#### WRITTEN TASK:
Scan the material below for lines with the word "AGENDA" and report how many there are, with nothing added.

━━ INFORMATION PROVIDED ━━

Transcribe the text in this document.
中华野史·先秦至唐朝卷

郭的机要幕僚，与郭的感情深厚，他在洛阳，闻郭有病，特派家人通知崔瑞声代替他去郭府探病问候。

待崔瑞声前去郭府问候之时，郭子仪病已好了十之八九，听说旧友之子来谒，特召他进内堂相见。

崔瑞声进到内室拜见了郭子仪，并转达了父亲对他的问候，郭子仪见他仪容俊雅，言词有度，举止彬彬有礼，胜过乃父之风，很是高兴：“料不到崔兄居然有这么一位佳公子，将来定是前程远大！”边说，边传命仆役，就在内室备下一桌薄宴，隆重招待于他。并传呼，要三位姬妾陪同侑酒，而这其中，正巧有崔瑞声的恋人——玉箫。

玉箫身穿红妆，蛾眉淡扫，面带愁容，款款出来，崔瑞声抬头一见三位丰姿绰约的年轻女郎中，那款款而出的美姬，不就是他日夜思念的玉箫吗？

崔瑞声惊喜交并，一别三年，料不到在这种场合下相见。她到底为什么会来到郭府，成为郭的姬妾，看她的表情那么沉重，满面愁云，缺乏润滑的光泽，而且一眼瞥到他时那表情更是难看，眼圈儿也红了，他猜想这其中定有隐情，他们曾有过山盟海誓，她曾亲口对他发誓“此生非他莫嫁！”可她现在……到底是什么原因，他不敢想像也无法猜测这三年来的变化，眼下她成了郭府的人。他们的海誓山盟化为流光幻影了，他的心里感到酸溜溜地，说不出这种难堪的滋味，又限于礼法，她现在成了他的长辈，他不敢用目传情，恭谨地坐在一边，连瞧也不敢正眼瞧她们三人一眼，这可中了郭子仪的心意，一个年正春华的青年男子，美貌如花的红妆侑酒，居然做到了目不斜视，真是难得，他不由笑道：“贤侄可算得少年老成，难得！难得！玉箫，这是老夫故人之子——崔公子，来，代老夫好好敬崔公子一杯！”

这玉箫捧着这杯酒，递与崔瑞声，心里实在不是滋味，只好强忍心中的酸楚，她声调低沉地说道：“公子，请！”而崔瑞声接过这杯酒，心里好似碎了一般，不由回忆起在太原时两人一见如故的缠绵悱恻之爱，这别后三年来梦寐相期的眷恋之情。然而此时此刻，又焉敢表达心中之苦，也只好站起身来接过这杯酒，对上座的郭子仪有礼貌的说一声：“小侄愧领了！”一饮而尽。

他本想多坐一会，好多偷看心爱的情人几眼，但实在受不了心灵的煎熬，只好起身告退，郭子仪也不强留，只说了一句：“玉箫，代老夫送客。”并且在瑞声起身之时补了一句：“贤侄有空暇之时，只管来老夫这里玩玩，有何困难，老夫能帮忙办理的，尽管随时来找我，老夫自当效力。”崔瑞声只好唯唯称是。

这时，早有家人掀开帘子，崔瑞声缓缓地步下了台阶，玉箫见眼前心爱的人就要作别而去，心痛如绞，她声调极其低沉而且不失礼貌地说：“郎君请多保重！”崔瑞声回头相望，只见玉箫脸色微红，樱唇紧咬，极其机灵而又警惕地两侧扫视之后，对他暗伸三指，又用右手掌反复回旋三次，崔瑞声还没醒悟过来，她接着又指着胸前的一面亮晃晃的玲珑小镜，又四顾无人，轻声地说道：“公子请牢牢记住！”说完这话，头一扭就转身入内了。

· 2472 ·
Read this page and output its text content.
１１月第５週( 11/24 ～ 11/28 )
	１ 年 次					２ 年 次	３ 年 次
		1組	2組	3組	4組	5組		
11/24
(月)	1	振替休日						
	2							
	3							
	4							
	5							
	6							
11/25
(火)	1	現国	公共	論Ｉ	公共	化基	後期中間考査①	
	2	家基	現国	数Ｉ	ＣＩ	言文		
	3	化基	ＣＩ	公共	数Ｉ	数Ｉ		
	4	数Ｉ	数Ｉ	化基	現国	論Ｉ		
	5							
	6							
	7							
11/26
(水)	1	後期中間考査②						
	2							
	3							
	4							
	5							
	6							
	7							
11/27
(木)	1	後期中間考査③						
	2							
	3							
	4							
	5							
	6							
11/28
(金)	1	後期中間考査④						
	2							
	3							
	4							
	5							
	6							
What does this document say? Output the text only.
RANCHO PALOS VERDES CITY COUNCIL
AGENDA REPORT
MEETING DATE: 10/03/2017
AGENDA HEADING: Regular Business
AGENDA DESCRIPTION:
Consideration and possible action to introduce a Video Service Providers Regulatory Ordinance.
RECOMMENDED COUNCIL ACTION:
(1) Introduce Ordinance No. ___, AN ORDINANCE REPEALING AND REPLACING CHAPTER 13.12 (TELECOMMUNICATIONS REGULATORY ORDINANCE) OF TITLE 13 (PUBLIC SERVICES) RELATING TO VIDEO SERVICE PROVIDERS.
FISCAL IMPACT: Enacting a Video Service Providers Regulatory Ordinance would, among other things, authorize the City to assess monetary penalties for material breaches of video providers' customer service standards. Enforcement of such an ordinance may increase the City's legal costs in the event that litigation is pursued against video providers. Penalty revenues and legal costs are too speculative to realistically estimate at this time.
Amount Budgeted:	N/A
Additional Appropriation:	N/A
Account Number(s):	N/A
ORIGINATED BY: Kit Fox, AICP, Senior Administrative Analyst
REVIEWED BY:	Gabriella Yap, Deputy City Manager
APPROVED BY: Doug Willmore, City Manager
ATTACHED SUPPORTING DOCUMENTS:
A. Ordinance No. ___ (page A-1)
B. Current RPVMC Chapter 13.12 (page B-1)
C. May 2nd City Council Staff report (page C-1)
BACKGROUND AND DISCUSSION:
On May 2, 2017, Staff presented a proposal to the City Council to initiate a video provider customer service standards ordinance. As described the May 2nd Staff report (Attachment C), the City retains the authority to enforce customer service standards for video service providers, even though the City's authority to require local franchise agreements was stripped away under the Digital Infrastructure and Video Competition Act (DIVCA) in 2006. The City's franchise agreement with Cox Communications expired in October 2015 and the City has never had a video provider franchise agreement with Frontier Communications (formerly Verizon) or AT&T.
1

━━━

#### EXERCISE SOLUTION:
3